**Your objective**. Omit all pictures. Copy the rest of the material exactly.
........
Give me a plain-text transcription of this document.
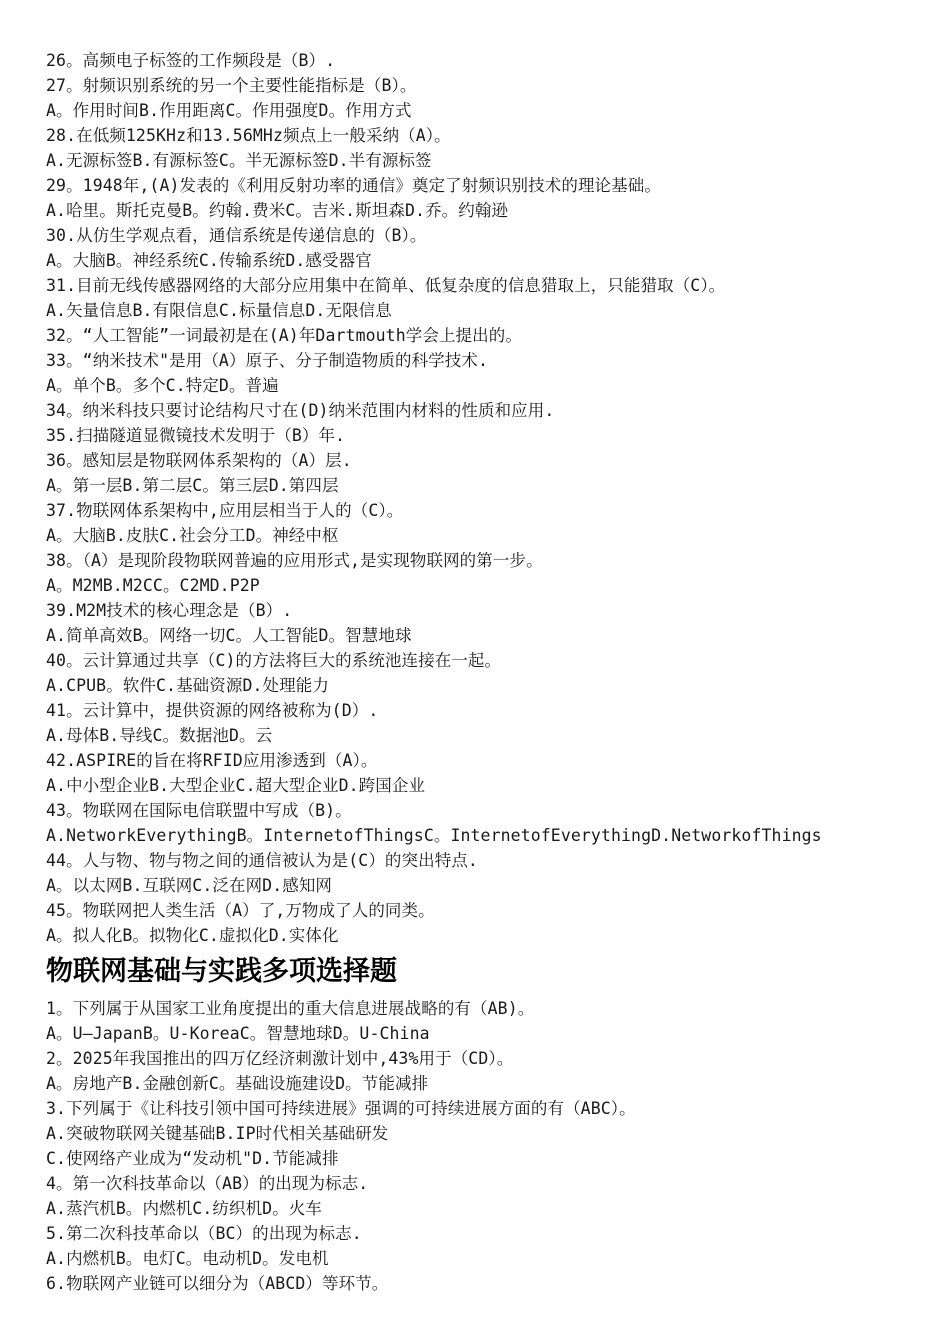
26。高频电子标签的工作频段是（B）.
27。射频识别系统的另一个主要性能指标是（B）。
A。作用时间B.作用距离C。作用强度D。作用方式
28.在低频125KHz和13.56MHz频点上一般采纳（A）。
A.无源标签B.有源标签C。半无源标签D.半有源标签
29。1948年,(A)发表的《利用反射功率的通信》奠定了射频识别技术的理论基础。
A.哈里。斯托克曼B。约翰.费米C。吉米.斯坦森D.乔。约翰逊
30.从仿生学观点看，通信系统是传递信息的（B）。
A。大脑B。神经系统C.传输系统D.感受器官
31.目前无线传感器网络的大部分应用集中在简单、低复杂度的信息猎取上，只能猎取（C）。
A.矢量信息B.有限信息C.标量信息D.无限信息
32。“人工智能”一词最初是在(A)年Dartmouth学会上提出的。
33。“纳米技术"是用（A）原子、分子制造物质的科学技术.
A。单个B。多个C.特定D。普遍
34。纳米科技只要讨论结构尺寸在(D)纳米范围内材料的性质和应用.
35.扫描隧道显微镜技术发明于（B）年.
36。感知层是物联网体系架构的（A）层.
A。第一层B.第二层C。第三层D.第四层
37.物联网体系架构中,应用层相当于人的（C）。
A。大脑B.皮肤C.社会分工D。神经中枢
38。（A）是现阶段物联网普遍的应用形式,是实现物联网的第一步。
A。M2MB.M2CC。C2MD.P2P
39.M2M技术的核心理念是（B）.
A.简单高效B。网络一切C。人工智能D。智慧地球
40。云计算通过共享（C)的方法将巨大的系统池连接在一起。
A.CPUB。软件C.基础资源D.处理能力
41。云计算中，提供资源的网络被称为(D）.
A.母体B.导线C。数据池D。云
42.ASPIRE的旨在将RFID应用渗透到（A）。
A.中小型企业B.大型企业C.超大型企业D.跨国企业
43。物联网在国际电信联盟中写成（B)。
A.NetworkEverythingB。InternetofThingsC。InternetofEverythingD.NetworkofThings
44。人与物、物与物之间的通信被认为是(C）的突出特点.
A。以太网B.互联网C.泛在网D.感知网
45。物联网把人类生活（A）了,万物成了人的同类。
A。拟人化B。拟物化C.虚拟化D.实体化
物联网基础与实践多项选择题
1。下列属于从国家工业角度提出的重大信息进展战略的有（AB)。
A。U—JapanB。U-KoreaC。智慧地球D。U-China
2。2025年我国推出的四万亿经济刺激计划中,43%用于（CD）。
A。房地产B.金融创新C。基础设施建设D。节能减排
3.下列属于《让科技引领中国可持续进展》强调的可持续进展方面的有（ABC）。
A.突破物联网关键基础B.IP时代相关基础研发
C.使网络产业成为“发动机"D.节能减排
4。第一次科技革命以（AB）的出现为标志.
A.蒸汽机B。内燃机C.纺织机D。火车
5.第二次科技革命以（BC）的出现为标志.
A.内燃机B。电灯C。电动机D。发电机
6.物联网产业链可以细分为（ABCD）等环节。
........
**Solution to this task**.
Give me a plain-text transcription of this document.
26。高频电子标签的工作频段是（B）.
27。射频识别系统的另一个主要性能指标是（B）。
A。作用时间B.作用距离C。作用强度D。作用方式
28.在低频125KHz和13.56MHz频点上一般采纳（A）。
A.无源标签B.有源标签C。半无源标签D.半有源标签
29。1948年,(A)发表的《利用反射功率的通信》奠定了射频识别技术的理论基础。
A.哈里。斯托克曼B。约翰.费米C。吉米.斯坦森D.乔。约翰逊
30.从仿生学观点看，通信系统是传递信息的（B）。
A。大脑B。神经系统C.传输系统D.感受器官
31.目前无线传感器网络的大部分应用集中在简单、低复杂度的信息猎取上，只能猎取（C）。
A.矢量信息B.有限信息C.标量信息D.无限信息
32。“人工智能”一词最初是在(A)年Dartmouth学会上提出的。
33。“纳米技术"是用（A）原子、分子制造物质的科学技术.
A。单个B。多个C.特定D。普遍
34。纳米科技只要讨论结构尺寸在(D)纳米范围内材料的性质和应用.
35.扫描隧道显微镜技术发明于（B）年.
36。感知层是物联网体系架构的（A）层.
A。第一层B.第二层C。第三层D.第四层
37.物联网体系架构中,应用层相当于人的（C）。
A。大脑B.皮肤C.社会分工D。神经中枢
38。（A）是现阶段物联网普遍的应用形式,是实现物联网的第一步。
A。M2MB.M2CC。C2MD.P2P
39.M2M技术的核心理念是（B）.
A.简单高效B。网络一切C。人工智能D。智慧地球
40。云计算通过共享（C)的方法将巨大的系统池连接在一起。
A.CPUB。软件C.基础资源D.处理能力
41。云计算中，提供资源的网络被称为(D）.
A.母体B.导线C。数据池D。云
42.ASPIRE的旨在将RFID应用渗透到（A）。
A.中小型企业B.大型企业C.超大型企业D.跨国企业
43。物联网在国际电信联盟中写成（B)。
A.NetworkEverythingB。InternetofThingsC。InternetofEverythingD.NetworkofThings
44。人与物、物与物之间的通信被认为是(C）的突出特点.
A。以太网B.互联网C.泛在网D.感知网
45。物联网把人类生活（A）了,万物成了人的同类。
A。拟人化B。拟物化C.虚拟化D.实体化
物联网基础与实践多项选择题
1。下列属于从国家工业角度提出的重大信息进展战略的有（AB)。
A。U—JapanB。U-KoreaC。智慧地球D。U-China
2。2025年我国推出的四万亿经济刺激计划中,43%用于（CD）。
A。房地产B.金融创新C。基础设施建设D。节能减排
3.下列属于《让科技引领中国可持续进展》强调的可持续进展方面的有（ABC）。
A.突破物联网关键基础B.IP时代相关基础研发
C.使网络产业成为“发动机"D.节能减排
4。第一次科技革命以（AB）的出现为标志.
A.蒸汽机B。内燃机C.纺织机D。火车
5.第二次科技革命以（BC）的出现为标志.
A.内燃机B。电灯C。电动机D。发电机
6.物联网产业链可以细分为（ABCD）等环节。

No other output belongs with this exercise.